The task:
Return each line of the data below exactly, omitting any pictures.

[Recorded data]
↓↓↓

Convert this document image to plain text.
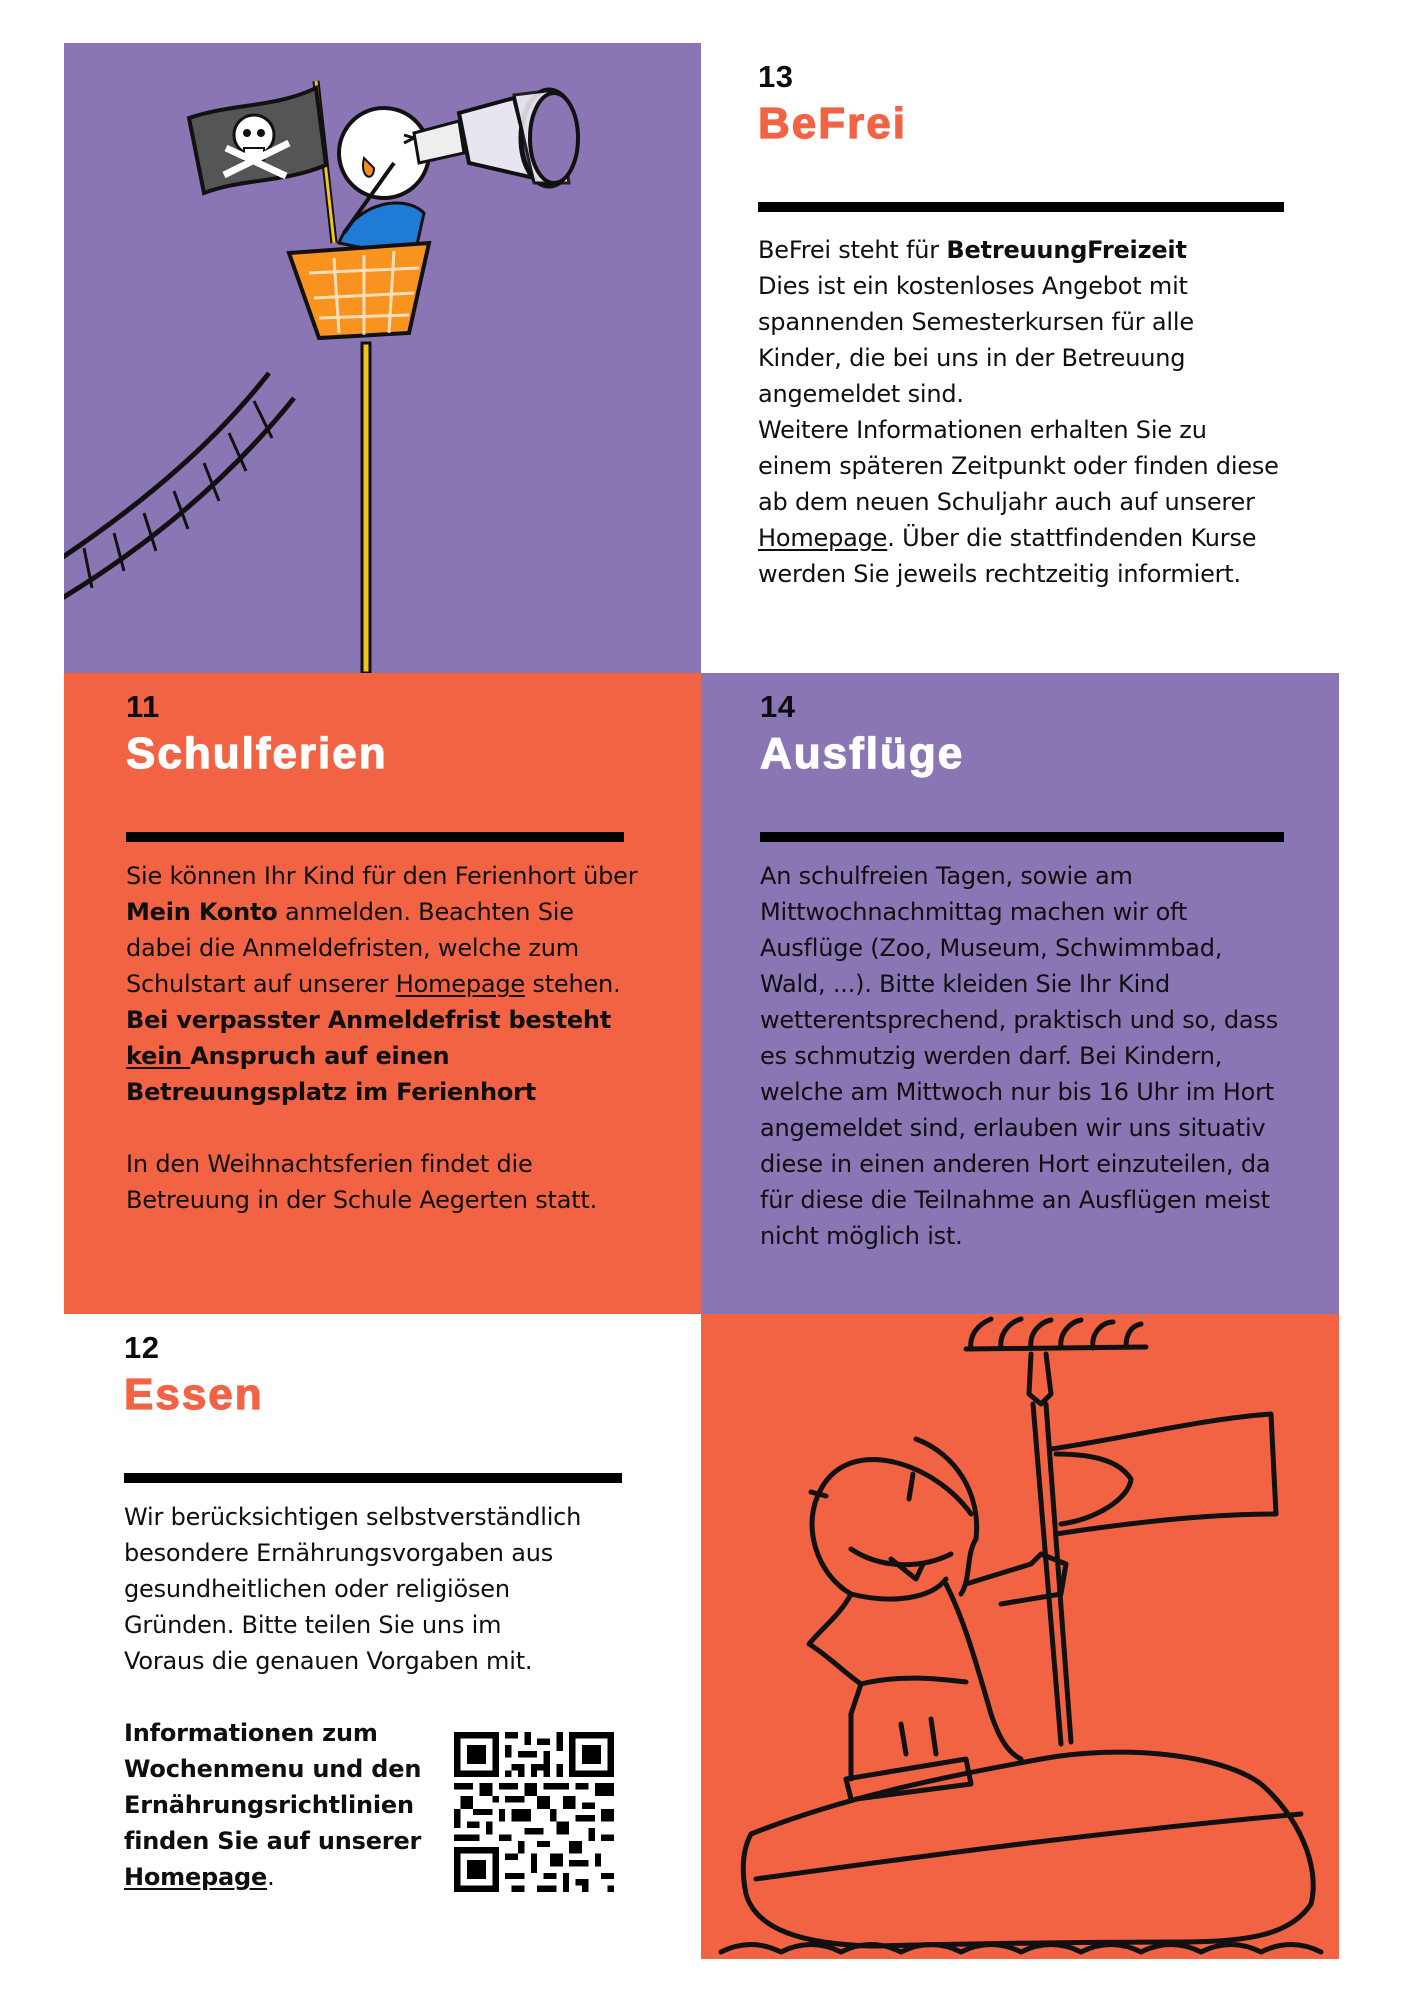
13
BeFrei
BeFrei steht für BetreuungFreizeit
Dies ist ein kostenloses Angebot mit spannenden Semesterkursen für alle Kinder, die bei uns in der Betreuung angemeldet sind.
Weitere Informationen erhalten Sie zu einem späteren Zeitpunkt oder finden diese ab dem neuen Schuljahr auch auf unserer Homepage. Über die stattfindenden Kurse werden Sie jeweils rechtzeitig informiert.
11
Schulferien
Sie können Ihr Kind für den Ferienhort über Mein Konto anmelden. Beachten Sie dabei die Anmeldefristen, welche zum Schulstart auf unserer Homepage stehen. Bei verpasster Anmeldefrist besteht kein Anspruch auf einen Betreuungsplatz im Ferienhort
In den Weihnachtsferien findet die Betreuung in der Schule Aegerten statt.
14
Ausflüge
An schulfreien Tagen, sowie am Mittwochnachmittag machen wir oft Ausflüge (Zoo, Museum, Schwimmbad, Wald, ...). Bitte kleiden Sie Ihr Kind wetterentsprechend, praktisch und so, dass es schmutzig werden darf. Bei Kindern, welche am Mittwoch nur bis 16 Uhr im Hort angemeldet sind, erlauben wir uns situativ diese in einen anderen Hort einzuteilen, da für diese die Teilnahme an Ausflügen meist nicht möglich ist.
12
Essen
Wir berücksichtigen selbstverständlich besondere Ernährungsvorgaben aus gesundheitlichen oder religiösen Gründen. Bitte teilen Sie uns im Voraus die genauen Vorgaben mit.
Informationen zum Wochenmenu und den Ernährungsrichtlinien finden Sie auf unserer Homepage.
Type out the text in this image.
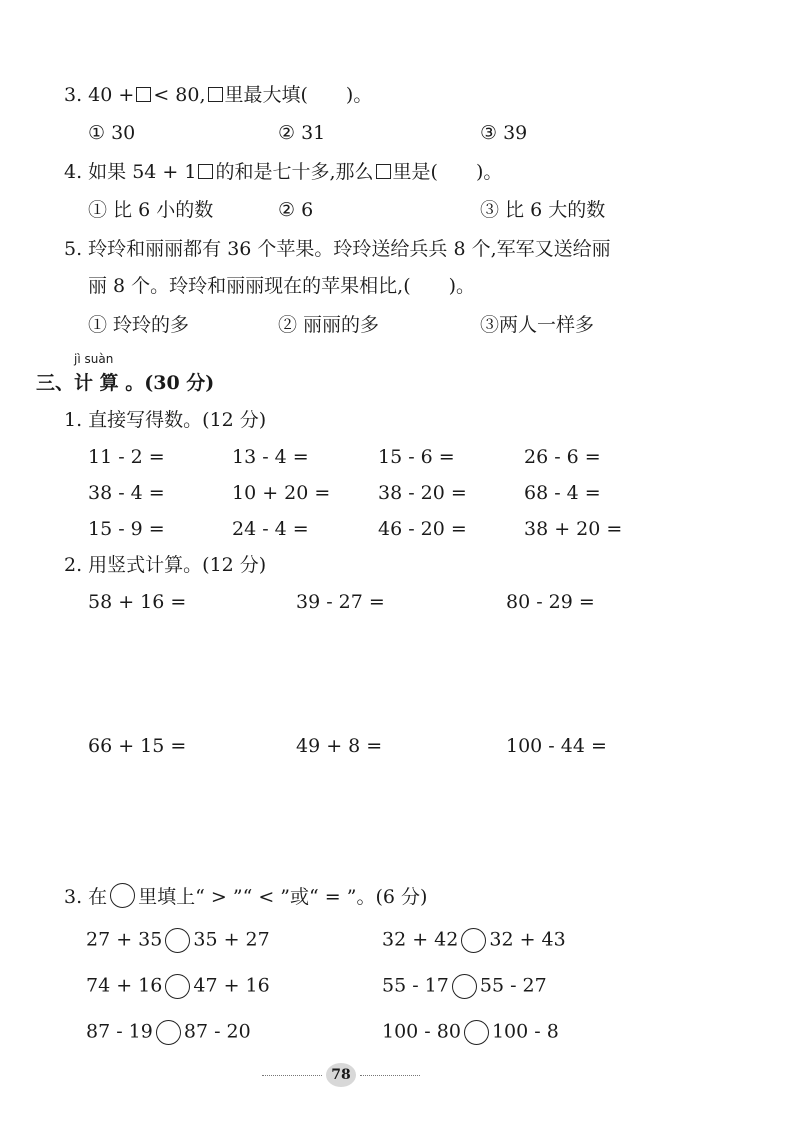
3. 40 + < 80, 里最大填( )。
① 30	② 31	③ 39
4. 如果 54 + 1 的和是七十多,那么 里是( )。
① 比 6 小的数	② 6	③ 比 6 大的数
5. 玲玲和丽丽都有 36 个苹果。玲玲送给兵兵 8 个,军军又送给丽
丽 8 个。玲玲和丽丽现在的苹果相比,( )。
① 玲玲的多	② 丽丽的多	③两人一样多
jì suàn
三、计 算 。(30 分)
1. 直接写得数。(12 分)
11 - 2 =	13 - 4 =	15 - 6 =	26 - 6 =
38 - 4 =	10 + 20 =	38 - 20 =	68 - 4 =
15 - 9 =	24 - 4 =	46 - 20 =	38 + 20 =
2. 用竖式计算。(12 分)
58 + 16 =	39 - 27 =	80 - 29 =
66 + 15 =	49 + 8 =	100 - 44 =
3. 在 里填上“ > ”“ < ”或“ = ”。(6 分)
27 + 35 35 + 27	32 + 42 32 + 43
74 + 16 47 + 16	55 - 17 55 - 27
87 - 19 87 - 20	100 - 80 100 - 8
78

↑↑↑

Response for this exercise:
Convert this document image to plain text.
13
BeFrei
BeFrei steht für BetreuungFreizeit
Dies ist ein kostenloses Angebot mit spannenden Semesterkursen für alle Kinder, die bei uns in der Betreuung angemeldet sind.
Weitere Informationen erhalten Sie zu einem späteren Zeitpunkt oder finden diese ab dem neuen Schuljahr auch auf unserer Homepage. Über die stattfindenden Kurse werden Sie jeweils rechtzeitig informiert.
11
Schulferien
Sie können Ihr Kind für den Ferienhort über Mein Konto anmelden. Beachten Sie dabei die Anmeldefristen, welche zum Schulstart auf unserer Homepage stehen. Bei verpasster Anmeldefrist besteht kein Anspruch auf einen Betreuungsplatz im Ferienhort
In den Weihnachtsferien findet die Betreuung in der Schule Aegerten statt.
14
Ausflüge
An schulfreien Tagen, sowie am Mittwochnachmittag machen wir oft Ausflüge (Zoo, Museum, Schwimmbad, Wald, ...). Bitte kleiden Sie Ihr Kind wetterentsprechend, praktisch und so, dass es schmutzig werden darf. Bei Kindern, welche am Mittwoch nur bis 16 Uhr im Hort angemeldet sind, erlauben wir uns situativ diese in einen anderen Hort einzuteilen, da für diese die Teilnahme an Ausflügen meist nicht möglich ist.
12
Essen
Wir berücksichtigen selbstverständlich besondere Ernährungsvorgaben aus gesundheitlichen oder religiösen Gründen. Bitte teilen Sie uns im Voraus die genauen Vorgaben mit.
Informationen zum Wochenmenu und den Ernährungsrichtlinien finden Sie auf unserer Homepage.
Type out the text in this image.
3. 40 + < 80, 里最大填( )。
① 30	② 31	③ 39
4. 如果 54 + 1 的和是七十多,那么 里是( )。
① 比 6 小的数	② 6	③ 比 6 大的数
5. 玲玲和丽丽都有 36 个苹果。玲玲送给兵兵 8 个,军军又送给丽
丽 8 个。玲玲和丽丽现在的苹果相比,( )。
① 玲玲的多	② 丽丽的多	③两人一样多
jì suàn
三、计 算 。(30 分)
1. 直接写得数。(12 分)
11 - 2 =	13 - 4 =	15 - 6 =	26 - 6 =
38 - 4 =	10 + 20 =	38 - 20 =	68 - 4 =
15 - 9 =	24 - 4 =	46 - 20 =	38 + 20 =
2. 用竖式计算。(12 分)
58 + 16 =	39 - 27 =	80 - 29 =
66 + 15 =	49 + 8 =	100 - 44 =
3. 在 里填上“ > ”“ < ”或“ = ”。(6 分)
27 + 35 35 + 27	32 + 42 32 + 43
74 + 16 47 + 16	55 - 17 55 - 27
87 - 19 87 - 20	100 - 80 100 - 8
78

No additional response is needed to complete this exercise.